>> start RECORDS TO USE

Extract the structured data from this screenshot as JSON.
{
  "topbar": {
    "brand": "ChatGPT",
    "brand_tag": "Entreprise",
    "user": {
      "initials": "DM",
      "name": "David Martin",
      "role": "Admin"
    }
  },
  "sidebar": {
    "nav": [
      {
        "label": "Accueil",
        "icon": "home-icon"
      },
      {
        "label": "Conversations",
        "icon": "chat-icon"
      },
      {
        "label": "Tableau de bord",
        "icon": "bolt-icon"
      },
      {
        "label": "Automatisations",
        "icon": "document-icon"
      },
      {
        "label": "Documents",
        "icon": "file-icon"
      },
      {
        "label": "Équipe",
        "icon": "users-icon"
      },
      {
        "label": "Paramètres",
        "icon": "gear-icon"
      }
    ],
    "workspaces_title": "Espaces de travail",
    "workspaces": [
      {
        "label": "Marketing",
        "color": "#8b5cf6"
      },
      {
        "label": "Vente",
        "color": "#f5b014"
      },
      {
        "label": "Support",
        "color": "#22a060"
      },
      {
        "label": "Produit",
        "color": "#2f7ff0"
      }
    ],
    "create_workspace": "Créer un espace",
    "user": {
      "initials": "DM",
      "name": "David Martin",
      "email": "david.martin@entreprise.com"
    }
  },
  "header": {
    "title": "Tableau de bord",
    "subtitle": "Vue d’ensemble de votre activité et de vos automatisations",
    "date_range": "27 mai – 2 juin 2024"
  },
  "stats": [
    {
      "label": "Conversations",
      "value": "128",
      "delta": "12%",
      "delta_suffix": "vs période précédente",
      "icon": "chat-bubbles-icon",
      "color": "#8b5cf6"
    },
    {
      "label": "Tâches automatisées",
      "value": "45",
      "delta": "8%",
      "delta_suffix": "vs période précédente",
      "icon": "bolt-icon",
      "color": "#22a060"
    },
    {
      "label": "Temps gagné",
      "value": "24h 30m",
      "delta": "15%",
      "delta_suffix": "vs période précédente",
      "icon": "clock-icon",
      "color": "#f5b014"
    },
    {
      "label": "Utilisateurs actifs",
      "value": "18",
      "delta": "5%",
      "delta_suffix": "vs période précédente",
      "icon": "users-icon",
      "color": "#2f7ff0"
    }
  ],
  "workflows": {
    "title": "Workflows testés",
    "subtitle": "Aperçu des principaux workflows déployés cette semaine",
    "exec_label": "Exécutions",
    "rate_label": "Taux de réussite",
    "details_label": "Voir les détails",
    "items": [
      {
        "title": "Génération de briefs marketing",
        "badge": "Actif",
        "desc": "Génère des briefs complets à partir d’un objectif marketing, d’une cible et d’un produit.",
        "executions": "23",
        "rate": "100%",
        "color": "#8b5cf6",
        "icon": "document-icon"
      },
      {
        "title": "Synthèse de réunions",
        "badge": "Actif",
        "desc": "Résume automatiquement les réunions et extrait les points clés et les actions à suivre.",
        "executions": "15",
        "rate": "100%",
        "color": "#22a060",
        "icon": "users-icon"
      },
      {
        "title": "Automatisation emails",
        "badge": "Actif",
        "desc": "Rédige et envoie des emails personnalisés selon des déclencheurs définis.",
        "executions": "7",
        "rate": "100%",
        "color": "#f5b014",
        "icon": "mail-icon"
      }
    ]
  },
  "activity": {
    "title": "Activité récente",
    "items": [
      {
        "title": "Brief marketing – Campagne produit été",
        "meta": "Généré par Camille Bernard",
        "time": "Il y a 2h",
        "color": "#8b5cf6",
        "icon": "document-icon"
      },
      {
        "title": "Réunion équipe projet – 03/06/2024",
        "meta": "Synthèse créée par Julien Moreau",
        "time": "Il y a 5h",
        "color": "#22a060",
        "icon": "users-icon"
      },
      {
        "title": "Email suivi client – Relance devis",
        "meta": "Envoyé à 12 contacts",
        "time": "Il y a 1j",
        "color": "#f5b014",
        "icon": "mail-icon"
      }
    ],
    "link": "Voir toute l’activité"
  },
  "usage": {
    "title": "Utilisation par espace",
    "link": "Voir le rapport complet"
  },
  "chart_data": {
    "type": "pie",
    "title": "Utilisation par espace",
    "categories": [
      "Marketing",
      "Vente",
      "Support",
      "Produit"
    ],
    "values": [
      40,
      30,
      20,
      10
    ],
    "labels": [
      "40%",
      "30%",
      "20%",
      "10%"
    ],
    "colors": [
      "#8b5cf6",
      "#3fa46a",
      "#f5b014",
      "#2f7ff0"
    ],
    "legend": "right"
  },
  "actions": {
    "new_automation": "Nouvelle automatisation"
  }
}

>> end RECORDS TO USE

# WRITTEN TASK
In the entries above, find each line with the word "Conversations" and show it.

# RESULT OF THE EXERCISE
        "label": "Conversations",
      "label": "Conversations",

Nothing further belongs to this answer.